**Task instructions:** Reproduce all of the data that follows, character for character.
• • • • •
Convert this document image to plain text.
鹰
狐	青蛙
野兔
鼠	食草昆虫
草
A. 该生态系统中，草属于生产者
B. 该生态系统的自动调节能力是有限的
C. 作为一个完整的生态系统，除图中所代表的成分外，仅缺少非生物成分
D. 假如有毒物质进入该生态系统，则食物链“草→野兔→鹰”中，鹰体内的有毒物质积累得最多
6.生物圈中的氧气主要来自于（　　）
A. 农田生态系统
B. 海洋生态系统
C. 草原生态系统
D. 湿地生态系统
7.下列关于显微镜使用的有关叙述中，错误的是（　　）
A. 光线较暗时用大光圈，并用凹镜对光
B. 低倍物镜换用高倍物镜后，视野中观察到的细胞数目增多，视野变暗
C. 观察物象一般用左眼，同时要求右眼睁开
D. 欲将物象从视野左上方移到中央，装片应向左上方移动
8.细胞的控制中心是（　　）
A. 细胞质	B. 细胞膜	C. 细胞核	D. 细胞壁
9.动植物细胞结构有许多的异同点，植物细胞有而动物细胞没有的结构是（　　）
• • • • •
**Full solution:**
Convert this document image to plain text.
鹰
狐	青蛙
野兔
鼠	食草昆虫
草
A. 该生态系统中，草属于生产者
B. 该生态系统的自动调节能力是有限的
C. 作为一个完整的生态系统，除图中所代表的成分外，仅缺少非生物成分
D. 假如有毒物质进入该生态系统，则食物链“草→野兔→鹰”中，鹰体内的有毒物质积累得最多
6.生物圈中的氧气主要来自于（　　）
A. 农田生态系统
B. 海洋生态系统
C. 草原生态系统
D. 湿地生态系统
7.下列关于显微镜使用的有关叙述中，错误的是（　　）
A. 光线较暗时用大光圈，并用凹镜对光
B. 低倍物镜换用高倍物镜后，视野中观察到的细胞数目增多，视野变暗
C. 观察物象一般用左眼，同时要求右眼睁开
D. 欲将物象从视野左上方移到中央，装片应向左上方移动
8.细胞的控制中心是（　　）
A. 细胞质	B. 细胞膜	C. 细胞核	D. 细胞壁
9.动植物细胞结构有许多的异同点，植物细胞有而动物细胞没有的结构是（　　）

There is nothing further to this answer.